/---

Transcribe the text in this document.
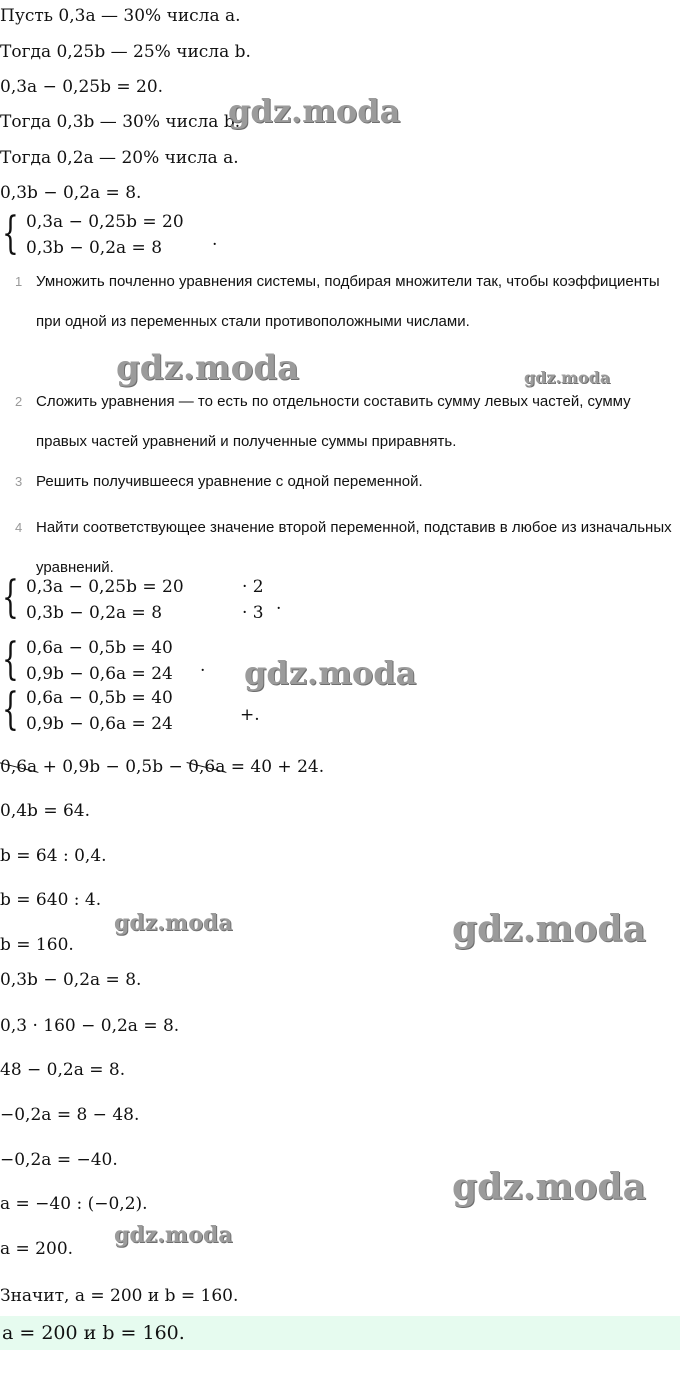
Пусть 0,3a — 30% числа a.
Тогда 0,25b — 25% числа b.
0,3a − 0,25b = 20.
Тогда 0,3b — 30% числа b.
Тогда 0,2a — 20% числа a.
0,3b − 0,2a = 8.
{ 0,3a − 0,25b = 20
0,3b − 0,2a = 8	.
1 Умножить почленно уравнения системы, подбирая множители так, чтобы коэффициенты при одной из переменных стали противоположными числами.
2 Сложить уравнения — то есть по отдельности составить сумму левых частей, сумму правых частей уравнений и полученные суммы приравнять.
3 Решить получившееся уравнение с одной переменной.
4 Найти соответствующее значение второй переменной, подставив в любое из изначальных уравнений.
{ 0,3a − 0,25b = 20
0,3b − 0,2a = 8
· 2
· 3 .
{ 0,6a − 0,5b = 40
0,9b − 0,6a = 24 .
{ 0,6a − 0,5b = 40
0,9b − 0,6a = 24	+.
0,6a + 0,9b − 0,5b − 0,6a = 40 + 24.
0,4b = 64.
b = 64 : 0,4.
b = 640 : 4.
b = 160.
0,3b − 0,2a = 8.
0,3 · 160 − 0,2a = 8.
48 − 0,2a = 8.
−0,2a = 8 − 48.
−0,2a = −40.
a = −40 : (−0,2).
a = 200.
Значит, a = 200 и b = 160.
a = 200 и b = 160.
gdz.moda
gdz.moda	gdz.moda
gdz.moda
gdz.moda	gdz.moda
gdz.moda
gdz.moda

\---

◆ Problem requirements
From the data above, write out everything exactly except the pictures.

◆ Answer below
Transcribe the text in this document.
Пусть 0,3a — 30% числа a.
Тогда 0,25b — 25% числа b.
0,3a − 0,25b = 20.
Тогда 0,3b — 30% числа b.
Тогда 0,2a — 20% числа a.
0,3b − 0,2a = 8.
{ 0,3a − 0,25b = 20
0,3b − 0,2a = 8	.
1 Умножить почленно уравнения системы, подбирая множители так, чтобы коэффициенты при одной из переменных стали противоположными числами.
2 Сложить уравнения — то есть по отдельности составить сумму левых частей, сумму правых частей уравнений и полученные суммы приравнять.
3 Решить получившееся уравнение с одной переменной.
4 Найти соответствующее значение второй переменной, подставив в любое из изначальных уравнений.
{ 0,3a − 0,25b = 20
0,3b − 0,2a = 8
· 2
· 3 .
{ 0,6a − 0,5b = 40
0,9b − 0,6a = 24 .
{ 0,6a − 0,5b = 40
0,9b − 0,6a = 24	+.
0,6a + 0,9b − 0,5b − 0,6a = 40 + 24.
0,4b = 64.
b = 64 : 0,4.
b = 640 : 4.
b = 160.
0,3b − 0,2a = 8.
0,3 · 160 − 0,2a = 8.
48 − 0,2a = 8.
−0,2a = 8 − 48.
−0,2a = −40.
a = −40 : (−0,2).
a = 200.
Значит, a = 200 и b = 160.
a = 200 и b = 160.
gdz.moda
gdz.moda	gdz.moda
gdz.moda
gdz.moda	gdz.moda
gdz.moda
gdz.moda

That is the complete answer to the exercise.